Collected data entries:
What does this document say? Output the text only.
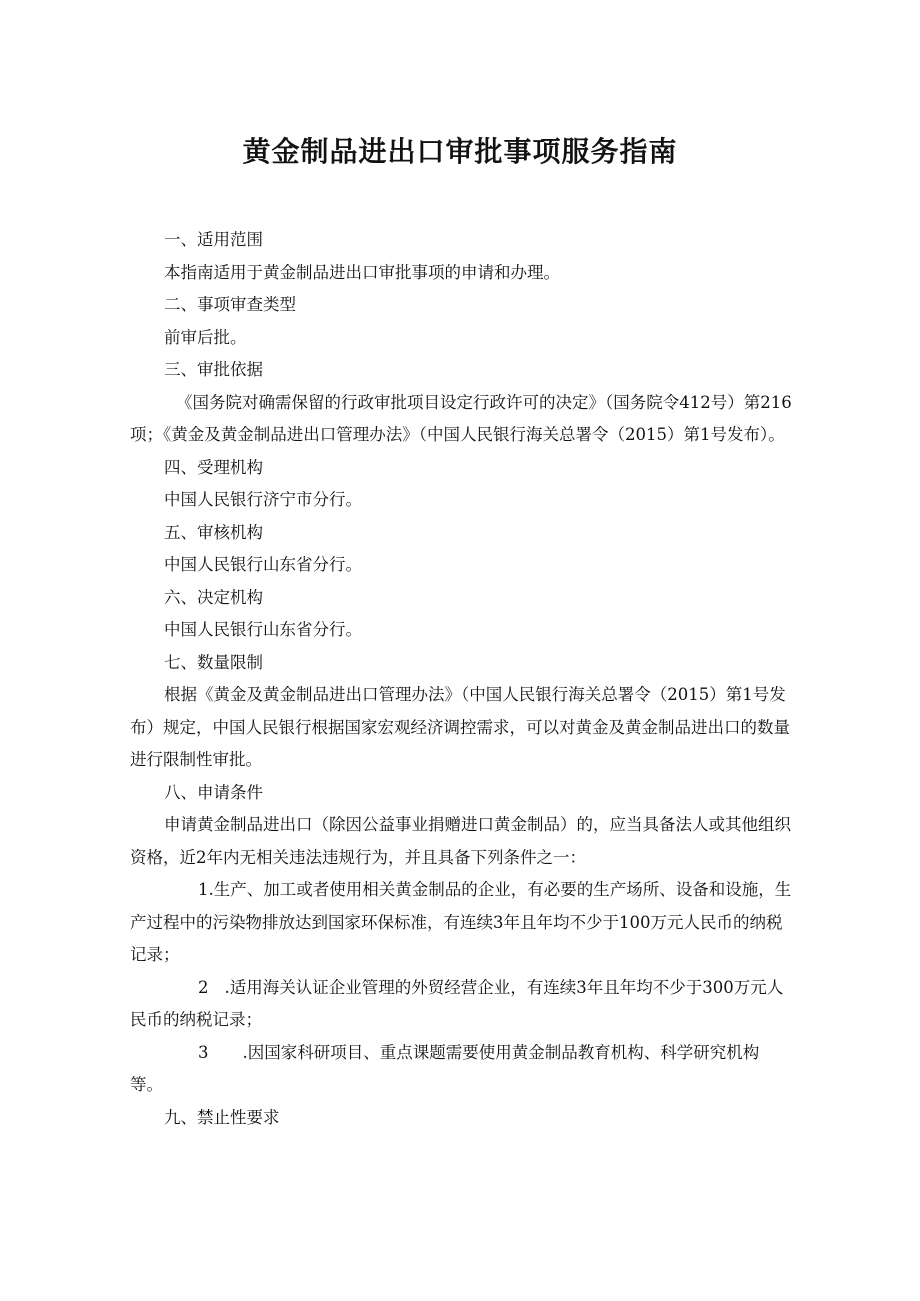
黄金制品进出口审批事项服务指南

一、适用范围

本指南适用于黄金制品进出口审批事项的申请和办理。

二、事项审查类型

前审后批。

三、审批依据

《国务院对确需保留的行政审批项目设定行政许可的决定》（国务院令412号）第216项；《黄金及黄金制品进出口管理办法》（中国人民银行海关总署令（2015）第1号发布）。

四、受理机构

中国人民银行济宁市分行。

五、审核机构

中国人民银行山东省分行。

六、决定机构

中国人民银行山东省分行。

七、数量限制

根据《黄金及黄金制品进出口管理办法》（中国人民银行海关总署令（2015）第1号发布）规定，中国人民银行根据国家宏观经济调控需求，可以对黄金及黄金制品进出口的数量进行限制性审批。

八、申请条件

申请黄金制品进出口（除因公益事业捐赠进口黄金制品）的，应当具备法人或其他组织资格，近2年内无相关违法违规行为，并且具备下列条件之一：

1.生产、加工或者使用相关黄金制品的企业，有必要的生产场所、设备和设施，生产过程中的污染物排放达到国家环保标准，有连续3年且年均不少于100万元人民币的纳税记录；

2 .适用海关认证企业管理的外贸经营企业，有连续3年且年均不少于300万元人民币的纳税记录；

3 .因国家科研项目、重点课题需要使用黄金制品教育机构、科学研究机构等。

九、禁止性要求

> [EXERCISE AIM]: Every entry above is to be set down exactly; the pictures are to be left out.

> [CORRECT OUTPUT]:
What does this document say? Output the text only.
黄金制品进出口审批事项服务指南

一、适用范围

本指南适用于黄金制品进出口审批事项的申请和办理。

二、事项审查类型

前审后批。

三、审批依据

《国务院对确需保留的行政审批项目设定行政许可的决定》（国务院令412号）第216项；《黄金及黄金制品进出口管理办法》（中国人民银行海关总署令（2015）第1号发布）。

四、受理机构

中国人民银行济宁市分行。

五、审核机构

中国人民银行山东省分行。

六、决定机构

中国人民银行山东省分行。

七、数量限制

根据《黄金及黄金制品进出口管理办法》（中国人民银行海关总署令（2015）第1号发布）规定，中国人民银行根据国家宏观经济调控需求，可以对黄金及黄金制品进出口的数量进行限制性审批。

八、申请条件

申请黄金制品进出口（除因公益事业捐赠进口黄金制品）的，应当具备法人或其他组织资格，近2年内无相关违法违规行为，并且具备下列条件之一：

1.生产、加工或者使用相关黄金制品的企业，有必要的生产场所、设备和设施，生产过程中的污染物排放达到国家环保标准，有连续3年且年均不少于100万元人民币的纳税记录；

2 .适用海关认证企业管理的外贸经营企业，有连续3年且年均不少于300万元人民币的纳税记录；

3 .因国家科研项目、重点课题需要使用黄金制品教育机构、科学研究机构等。

九、禁止性要求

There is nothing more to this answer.